Belge:
◆ ◆ ◆ ◆

82 . Hadisi Şerif: Hz. Ali’den (r.a), Resûlullah (s.a.v) şöyle buyurdu:
– “Kalem üç kişiden kaldırılmıştır. Uyanıncaya kadar uyuyandan, bulûğa erinceye kadar çocuktan ve akıllanıncaya kadar deliden.” Tirmizi hudud, 1423
Ebû Dâvûd başka bir rivayette bunaktan da kalemin kaldırıldığını zikretmiştir.
Hadisten çıkan netice: Galip olan halin affedilmesi
Bunun izahı sekseninci hadisin izahı gibidir. Fakat bu hadiste ilave olarak şu da vardır: Şeriatta sadece deli için değil, çok yaşlı birisi için de aynı hükümler geçerlidir.
Şu kuralı da unutmamak gerekir: İnsandan mesuliyeti kaldıran delilik, bunaklık gibi hadiste zikredilen haller, kişinin genel ve galip hali olduktan sonra onu sorumluluktan kurtarır.

◆ ◆ ◆ ◆

Kaydedilen veriler:
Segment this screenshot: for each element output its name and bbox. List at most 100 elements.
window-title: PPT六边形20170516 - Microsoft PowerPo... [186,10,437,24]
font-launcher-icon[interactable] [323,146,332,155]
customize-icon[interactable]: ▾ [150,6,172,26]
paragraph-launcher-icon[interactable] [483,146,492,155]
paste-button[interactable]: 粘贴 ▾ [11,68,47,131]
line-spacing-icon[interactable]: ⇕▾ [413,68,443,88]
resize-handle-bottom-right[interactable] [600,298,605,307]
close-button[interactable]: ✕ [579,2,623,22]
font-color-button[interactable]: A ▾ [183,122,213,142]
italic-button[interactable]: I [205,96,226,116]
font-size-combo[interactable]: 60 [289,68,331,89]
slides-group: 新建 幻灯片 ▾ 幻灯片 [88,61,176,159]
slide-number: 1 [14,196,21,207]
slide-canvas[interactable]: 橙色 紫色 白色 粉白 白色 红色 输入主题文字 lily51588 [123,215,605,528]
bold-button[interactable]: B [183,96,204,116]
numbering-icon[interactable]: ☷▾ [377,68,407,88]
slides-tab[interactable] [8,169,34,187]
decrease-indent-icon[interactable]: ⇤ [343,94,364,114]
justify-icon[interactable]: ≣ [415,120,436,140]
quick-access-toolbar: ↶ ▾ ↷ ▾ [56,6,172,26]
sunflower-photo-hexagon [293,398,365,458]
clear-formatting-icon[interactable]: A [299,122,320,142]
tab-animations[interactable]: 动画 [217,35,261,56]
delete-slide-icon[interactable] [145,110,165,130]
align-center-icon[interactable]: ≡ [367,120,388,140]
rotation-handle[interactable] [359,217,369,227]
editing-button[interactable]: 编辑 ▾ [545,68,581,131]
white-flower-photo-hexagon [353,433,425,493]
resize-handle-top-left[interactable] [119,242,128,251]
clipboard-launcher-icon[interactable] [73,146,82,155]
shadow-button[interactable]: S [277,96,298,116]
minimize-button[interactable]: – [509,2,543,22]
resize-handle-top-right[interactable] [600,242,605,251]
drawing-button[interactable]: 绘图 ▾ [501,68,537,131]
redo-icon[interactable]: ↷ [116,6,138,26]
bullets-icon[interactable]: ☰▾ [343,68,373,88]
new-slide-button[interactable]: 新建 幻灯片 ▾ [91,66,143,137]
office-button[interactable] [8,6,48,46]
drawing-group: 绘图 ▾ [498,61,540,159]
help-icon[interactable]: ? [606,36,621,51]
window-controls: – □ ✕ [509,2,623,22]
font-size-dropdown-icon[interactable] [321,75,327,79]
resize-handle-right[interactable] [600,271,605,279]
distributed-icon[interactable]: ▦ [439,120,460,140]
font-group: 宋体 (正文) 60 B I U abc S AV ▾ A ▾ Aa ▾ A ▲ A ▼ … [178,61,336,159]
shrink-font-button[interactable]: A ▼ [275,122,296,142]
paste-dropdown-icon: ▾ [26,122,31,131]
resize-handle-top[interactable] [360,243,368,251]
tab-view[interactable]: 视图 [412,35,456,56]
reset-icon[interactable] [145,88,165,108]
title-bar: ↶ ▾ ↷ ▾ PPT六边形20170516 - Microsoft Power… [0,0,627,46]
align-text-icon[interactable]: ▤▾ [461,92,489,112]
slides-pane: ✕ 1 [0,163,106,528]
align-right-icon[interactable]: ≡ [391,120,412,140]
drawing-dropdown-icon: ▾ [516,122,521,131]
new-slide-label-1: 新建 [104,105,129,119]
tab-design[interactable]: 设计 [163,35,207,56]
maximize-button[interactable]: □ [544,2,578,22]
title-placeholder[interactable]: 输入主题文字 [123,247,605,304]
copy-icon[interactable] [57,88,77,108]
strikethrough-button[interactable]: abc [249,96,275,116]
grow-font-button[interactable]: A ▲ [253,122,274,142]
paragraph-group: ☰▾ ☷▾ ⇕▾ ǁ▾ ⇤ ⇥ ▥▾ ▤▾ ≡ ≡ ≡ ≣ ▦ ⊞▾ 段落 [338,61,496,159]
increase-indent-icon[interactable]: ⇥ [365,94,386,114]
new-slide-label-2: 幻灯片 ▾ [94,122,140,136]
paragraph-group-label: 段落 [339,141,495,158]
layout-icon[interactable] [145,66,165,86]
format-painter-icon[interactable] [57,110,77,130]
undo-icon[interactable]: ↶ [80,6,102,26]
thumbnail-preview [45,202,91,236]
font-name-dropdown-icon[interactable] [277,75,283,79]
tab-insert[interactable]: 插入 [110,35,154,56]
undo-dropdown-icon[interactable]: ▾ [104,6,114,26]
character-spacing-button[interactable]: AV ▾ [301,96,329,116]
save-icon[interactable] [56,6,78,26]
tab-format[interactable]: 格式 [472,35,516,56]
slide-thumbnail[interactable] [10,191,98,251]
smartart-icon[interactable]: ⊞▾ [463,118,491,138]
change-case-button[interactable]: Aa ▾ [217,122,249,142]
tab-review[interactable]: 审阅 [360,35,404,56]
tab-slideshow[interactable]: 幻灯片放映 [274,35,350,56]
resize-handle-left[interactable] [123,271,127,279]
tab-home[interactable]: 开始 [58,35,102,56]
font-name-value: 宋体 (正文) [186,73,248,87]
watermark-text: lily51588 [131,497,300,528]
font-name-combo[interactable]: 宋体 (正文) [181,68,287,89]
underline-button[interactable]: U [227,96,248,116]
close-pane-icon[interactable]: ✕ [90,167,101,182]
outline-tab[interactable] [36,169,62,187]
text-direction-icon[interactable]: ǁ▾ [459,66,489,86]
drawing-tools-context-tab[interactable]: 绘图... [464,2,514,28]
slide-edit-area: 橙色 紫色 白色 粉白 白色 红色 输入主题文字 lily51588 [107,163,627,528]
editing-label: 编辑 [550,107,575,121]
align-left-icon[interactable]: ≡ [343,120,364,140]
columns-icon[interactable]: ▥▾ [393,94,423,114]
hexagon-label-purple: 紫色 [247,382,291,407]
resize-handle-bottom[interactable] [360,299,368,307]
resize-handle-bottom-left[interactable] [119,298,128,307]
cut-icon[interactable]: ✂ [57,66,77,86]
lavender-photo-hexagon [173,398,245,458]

◆ ◆ ◆ ◆

Alıştırma Soruları:
- 1) Hadis metnine göre aşağıdaki soruları yanıtlayın:
(a) Kalem hangi üç kişiden kaldırılmıştır?
(b) Ebû Dâvûd başka bir rivayette kalemin kimden de kaldırıldığını zikretmiştir?
(c) Hadisten çıkan netice nedir?
- 2) Kayıtların en başından başlayıp "font-group: 宋体 (正文)" içeren satırla biten kısmı (iki uç da dahil), her satır bir dize olacak şekilde bir JSON listesine dönüştürür müsünüz? Boş satırları almayın.

Çözümlü Sorular:
- 1)
(a) Uyanıncaya kadar uyuyandan, bulûğa erinceye kadar çocuktan ve akıllanıncaya kadar deliden.
(b) Bunaktan.
(c) Galip olan halin affedilmesi.

- 2)
[
  "Segment this screenshot: for each element output its name and bbox. List at most 100 elements.",
  "window-title: PPT六边形20170516 - Microsoft PowerPo... [186,10,437,24]",
  "font-launcher-icon[interactable] [323,146,332,155]",
  "customize-icon[interactable]: ▾ [150,6,172,26]",
  "paragraph-launcher-icon[interactable] [483,146,492,155]",
  "paste-button[interactable]: 粘贴 ▾ [11,68,47,131]",
  "line-spacing-icon[interactable]: ⇕▾ [413,68,443,88]",
  "resize-handle-bottom-right[interactable] [600,298,605,307]",
  "close-button[interactable]: ✕ [579,2,623,22]",
  "font-color-button[interactable]: A ▾ [183,122,213,142]",
  "italic-button[interactable]: I [205,96,226,116]",
  "font-size-combo[interactable]: 60 [289,68,331,89]",
  "slides-group: 新建 幻灯片 ▾ 幻灯片 [88,61,176,159]",
  "slide-number: 1 [14,196,21,207]",
  "slide-canvas[interactable]: 橙色 紫色 白色 粉白 白色 红色 输入主题文字 lily51588 [123,215,605,528]",
  "bold-button[interactable]: B [183,96,204,116]",
  "numbering-icon[interactable]: ☷▾ [377,68,407,88]",
  "slides-tab[interactable] [8,169,34,187]",
  "decrease-indent-icon[interactable]: ⇤ [343,94,364,114]",
  "justify-icon[interactable]: ≣ [415,120,436,140]",
  "quick-access-toolbar: ↶ ▾ ↷ ▾ [56,6,172,26]",
  "sunflower-photo-hexagon [293,398,365,458]",
  "clear-formatting-icon[interactable]: A [299,122,320,142]",
  "tab-animations[interactable]: 动画 [217,35,261,56]",
  "delete-slide-icon[interactable] [145,110,165,130]",
  "align-center-icon[interactable]: ≡ [367,120,388,140]",
  "rotation-handle[interactable] [359,217,369,227]",
  "editing-button[interactable]: 编辑 ▾ [545,68,581,131]",
  "white-flower-photo-hexagon [353,433,425,493]",
  "resize-handle-top-left[interactable] [119,242,128,251]",
  "clipboard-launcher-icon[interactable] [73,146,82,155]",
  "shadow-button[interactable]: S [277,96,298,116]",
  "minimize-button[interactable]: – [509,2,543,22]",
  "resize-handle-top-right[interactable] [600,242,605,251]",
  "drawing-button[interactable]: 绘图 ▾ [501,68,537,131]",
  "redo-icon[interactable]: ↷ [116,6,138,26]",
  "bullets-icon[interactable]: ☰▾ [343,68,373,88]",
  "new-slide-button[interactable]: 新建 幻灯片 ▾ [91,66,143,137]",
  "office-button[interactable] [8,6,48,46]",
  "drawing-group: 绘图 ▾ [498,61,540,159]",
  "help-icon[interactable]: ? [606,36,621,51]",
  "window-controls: – □ ✕ [509,2,623,22]",
  "font-size-dropdown-icon[interactable] [321,75,327,79]",
  "resize-handle-right[interactable] [600,271,605,279]",
  "distributed-icon[interactable]: ▦ [439,120,460,140]",
  "font-group: 宋体 (正文) 60 B I U abc S AV ▾ A ▾ Aa ▾ A ▲ A ▼ … [178,61,336,159]"
]